### Raw data

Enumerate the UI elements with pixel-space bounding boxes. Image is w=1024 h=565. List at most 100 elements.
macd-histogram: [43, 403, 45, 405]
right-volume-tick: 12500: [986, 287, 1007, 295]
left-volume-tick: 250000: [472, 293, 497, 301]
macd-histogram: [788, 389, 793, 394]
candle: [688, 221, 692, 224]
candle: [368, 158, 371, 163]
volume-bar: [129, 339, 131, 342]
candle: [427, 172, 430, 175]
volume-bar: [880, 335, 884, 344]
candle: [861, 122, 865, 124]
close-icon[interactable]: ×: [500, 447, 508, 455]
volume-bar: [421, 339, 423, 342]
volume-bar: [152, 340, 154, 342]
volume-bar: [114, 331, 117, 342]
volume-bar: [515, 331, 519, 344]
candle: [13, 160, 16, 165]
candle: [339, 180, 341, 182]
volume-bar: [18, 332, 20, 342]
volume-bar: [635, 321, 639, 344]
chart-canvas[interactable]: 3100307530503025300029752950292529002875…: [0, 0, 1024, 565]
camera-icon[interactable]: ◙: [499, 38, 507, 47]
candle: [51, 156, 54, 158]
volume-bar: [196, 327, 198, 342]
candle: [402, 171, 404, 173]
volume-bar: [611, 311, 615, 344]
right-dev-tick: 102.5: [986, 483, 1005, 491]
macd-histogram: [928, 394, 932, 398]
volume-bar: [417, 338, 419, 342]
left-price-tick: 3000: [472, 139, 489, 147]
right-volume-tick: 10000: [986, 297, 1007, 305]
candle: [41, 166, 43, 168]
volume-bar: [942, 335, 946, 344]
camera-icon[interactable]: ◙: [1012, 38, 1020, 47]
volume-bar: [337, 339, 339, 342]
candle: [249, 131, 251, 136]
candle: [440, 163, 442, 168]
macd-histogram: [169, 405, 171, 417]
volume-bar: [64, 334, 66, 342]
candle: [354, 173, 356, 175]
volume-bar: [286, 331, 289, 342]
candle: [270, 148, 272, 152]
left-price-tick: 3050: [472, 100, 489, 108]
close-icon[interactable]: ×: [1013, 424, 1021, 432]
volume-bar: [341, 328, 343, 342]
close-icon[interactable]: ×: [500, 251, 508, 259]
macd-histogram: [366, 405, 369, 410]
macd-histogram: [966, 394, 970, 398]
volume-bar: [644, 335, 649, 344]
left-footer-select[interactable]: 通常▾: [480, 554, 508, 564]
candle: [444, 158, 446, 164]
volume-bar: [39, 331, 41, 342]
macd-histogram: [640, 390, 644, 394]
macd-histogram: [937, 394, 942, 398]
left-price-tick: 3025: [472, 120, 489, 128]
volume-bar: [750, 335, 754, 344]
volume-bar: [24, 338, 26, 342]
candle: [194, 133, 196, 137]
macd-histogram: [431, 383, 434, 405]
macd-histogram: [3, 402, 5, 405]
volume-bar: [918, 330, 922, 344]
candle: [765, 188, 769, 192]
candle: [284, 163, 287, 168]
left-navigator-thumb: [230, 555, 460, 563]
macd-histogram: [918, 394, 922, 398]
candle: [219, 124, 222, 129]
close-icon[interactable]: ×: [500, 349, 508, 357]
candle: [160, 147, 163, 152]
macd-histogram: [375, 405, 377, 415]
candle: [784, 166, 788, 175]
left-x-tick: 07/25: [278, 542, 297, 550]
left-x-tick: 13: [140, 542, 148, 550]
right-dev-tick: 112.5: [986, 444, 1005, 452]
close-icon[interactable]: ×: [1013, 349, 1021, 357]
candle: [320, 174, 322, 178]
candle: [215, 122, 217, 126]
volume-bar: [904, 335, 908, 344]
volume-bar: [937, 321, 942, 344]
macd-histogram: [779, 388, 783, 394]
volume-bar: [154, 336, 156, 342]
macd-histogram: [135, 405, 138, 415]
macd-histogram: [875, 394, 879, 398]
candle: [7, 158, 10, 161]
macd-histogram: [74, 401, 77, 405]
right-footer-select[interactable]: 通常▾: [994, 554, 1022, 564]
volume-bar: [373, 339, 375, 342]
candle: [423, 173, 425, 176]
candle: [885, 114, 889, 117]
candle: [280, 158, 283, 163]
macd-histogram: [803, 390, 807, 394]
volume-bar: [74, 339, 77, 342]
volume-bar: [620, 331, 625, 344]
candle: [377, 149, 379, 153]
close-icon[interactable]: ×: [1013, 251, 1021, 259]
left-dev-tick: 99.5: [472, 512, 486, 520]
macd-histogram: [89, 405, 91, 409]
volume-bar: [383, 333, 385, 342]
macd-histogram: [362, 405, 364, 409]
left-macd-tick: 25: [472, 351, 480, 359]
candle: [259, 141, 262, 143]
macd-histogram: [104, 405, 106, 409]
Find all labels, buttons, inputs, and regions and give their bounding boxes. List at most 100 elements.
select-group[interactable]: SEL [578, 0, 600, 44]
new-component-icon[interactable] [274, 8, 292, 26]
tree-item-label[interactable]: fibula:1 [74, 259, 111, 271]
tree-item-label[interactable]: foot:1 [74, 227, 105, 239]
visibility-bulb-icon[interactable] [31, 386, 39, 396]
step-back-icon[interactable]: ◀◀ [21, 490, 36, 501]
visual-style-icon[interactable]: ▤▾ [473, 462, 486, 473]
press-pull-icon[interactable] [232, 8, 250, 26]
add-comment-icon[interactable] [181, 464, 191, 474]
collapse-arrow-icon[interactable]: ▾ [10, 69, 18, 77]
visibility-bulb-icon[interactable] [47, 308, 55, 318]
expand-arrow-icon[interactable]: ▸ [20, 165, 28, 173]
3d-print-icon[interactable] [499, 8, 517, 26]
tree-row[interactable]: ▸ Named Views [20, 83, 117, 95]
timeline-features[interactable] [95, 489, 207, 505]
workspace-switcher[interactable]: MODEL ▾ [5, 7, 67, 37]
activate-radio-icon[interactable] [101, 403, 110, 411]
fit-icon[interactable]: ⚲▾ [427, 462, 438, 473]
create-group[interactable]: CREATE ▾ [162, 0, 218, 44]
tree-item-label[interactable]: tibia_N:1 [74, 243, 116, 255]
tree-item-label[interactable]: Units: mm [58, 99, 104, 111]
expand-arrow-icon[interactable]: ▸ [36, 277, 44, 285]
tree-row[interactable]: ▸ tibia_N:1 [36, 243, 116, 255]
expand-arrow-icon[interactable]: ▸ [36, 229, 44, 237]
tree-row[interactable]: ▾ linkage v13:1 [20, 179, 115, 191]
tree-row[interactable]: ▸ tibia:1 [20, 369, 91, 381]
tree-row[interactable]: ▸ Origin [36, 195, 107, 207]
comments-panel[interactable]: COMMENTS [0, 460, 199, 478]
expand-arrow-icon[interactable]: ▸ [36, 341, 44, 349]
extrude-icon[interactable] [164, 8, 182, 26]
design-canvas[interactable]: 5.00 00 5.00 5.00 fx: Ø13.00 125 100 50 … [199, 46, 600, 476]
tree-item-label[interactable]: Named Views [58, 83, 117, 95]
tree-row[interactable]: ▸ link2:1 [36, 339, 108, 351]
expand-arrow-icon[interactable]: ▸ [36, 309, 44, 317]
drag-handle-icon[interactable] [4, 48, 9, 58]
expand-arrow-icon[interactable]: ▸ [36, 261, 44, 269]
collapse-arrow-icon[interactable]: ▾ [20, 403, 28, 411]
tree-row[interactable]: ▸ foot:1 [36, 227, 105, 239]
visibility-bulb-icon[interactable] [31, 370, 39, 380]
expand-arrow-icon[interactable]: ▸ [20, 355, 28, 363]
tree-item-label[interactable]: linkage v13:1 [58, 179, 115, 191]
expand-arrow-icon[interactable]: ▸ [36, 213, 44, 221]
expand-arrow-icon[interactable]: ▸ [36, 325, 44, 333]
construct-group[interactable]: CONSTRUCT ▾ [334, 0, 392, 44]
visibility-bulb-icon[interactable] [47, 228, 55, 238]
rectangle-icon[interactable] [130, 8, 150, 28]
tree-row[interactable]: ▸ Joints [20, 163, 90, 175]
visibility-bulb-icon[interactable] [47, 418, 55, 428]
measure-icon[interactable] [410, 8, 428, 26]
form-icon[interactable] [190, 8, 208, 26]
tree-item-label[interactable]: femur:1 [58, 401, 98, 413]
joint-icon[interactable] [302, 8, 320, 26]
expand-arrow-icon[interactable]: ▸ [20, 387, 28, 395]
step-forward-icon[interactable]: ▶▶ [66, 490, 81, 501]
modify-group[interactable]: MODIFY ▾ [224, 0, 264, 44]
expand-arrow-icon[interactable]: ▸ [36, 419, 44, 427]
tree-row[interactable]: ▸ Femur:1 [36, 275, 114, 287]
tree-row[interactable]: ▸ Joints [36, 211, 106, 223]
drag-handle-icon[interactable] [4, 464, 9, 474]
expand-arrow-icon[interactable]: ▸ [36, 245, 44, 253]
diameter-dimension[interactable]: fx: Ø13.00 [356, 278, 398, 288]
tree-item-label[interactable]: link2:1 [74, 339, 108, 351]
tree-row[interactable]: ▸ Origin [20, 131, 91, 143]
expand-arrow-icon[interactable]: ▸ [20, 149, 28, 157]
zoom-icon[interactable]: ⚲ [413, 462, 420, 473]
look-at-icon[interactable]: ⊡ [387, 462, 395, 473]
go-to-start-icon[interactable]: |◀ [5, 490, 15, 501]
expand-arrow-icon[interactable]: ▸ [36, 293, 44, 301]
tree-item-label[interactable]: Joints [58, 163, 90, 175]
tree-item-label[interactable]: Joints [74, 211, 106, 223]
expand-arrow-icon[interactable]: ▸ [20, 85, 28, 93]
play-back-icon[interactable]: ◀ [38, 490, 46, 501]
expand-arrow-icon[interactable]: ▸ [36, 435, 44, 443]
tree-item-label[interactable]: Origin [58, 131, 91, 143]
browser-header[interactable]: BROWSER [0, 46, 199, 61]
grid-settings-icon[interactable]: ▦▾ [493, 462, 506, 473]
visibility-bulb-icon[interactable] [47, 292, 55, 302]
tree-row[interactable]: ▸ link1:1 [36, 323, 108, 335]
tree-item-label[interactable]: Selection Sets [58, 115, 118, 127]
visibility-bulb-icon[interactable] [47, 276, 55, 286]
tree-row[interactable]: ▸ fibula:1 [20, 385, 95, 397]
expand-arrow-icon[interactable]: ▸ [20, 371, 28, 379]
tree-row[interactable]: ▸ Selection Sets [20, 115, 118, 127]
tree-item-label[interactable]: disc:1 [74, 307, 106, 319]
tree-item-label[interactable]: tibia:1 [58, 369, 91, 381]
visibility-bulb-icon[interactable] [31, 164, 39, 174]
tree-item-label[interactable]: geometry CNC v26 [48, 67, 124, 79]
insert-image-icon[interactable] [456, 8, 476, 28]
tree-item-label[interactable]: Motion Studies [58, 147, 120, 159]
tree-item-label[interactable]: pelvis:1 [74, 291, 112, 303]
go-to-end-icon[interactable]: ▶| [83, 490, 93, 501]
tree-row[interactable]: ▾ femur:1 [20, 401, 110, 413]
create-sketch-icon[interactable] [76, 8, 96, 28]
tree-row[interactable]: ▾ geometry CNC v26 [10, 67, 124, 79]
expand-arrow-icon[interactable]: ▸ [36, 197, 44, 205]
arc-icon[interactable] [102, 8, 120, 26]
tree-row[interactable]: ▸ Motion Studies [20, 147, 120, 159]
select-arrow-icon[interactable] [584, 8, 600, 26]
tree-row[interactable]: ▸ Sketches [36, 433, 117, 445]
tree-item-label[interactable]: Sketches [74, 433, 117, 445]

### Short problem
Please give the rows again from the start through the line containing "volume-bar: [196, 327, 198, 342]", changing every "candle" to "candlestick" and leaving everything else the same.

### Exercise output
Enumerate the UI elements with pixel-space bounding boxes. Image is w=1024 h=565. List at most 100 elements.
macd-histogram: [43, 403, 45, 405]
right-volume-tick: 12500: [986, 287, 1007, 295]
left-volume-tick: 250000: [472, 293, 497, 301]
macd-histogram: [788, 389, 793, 394]
candlestick: [688, 221, 692, 224]
candlestick: [368, 158, 371, 163]
volume-bar: [129, 339, 131, 342]
candlestick: [427, 172, 430, 175]
volume-bar: [880, 335, 884, 344]
candlestick: [861, 122, 865, 124]
close-icon[interactable]: ×: [500, 447, 508, 455]
volume-bar: [421, 339, 423, 342]
volume-bar: [152, 340, 154, 342]
volume-bar: [114, 331, 117, 342]
volume-bar: [515, 331, 519, 344]
candlestick: [13, 160, 16, 165]
candlestick: [339, 180, 341, 182]
volume-bar: [18, 332, 20, 342]
volume-bar: [635, 321, 639, 344]
chart-canvas[interactable]: 3100307530503025300029752950292529002875…: [0, 0, 1024, 565]
camera-icon[interactable]: ◙: [499, 38, 507, 47]
candlestick: [51, 156, 54, 158]
volume-bar: [196, 327, 198, 342]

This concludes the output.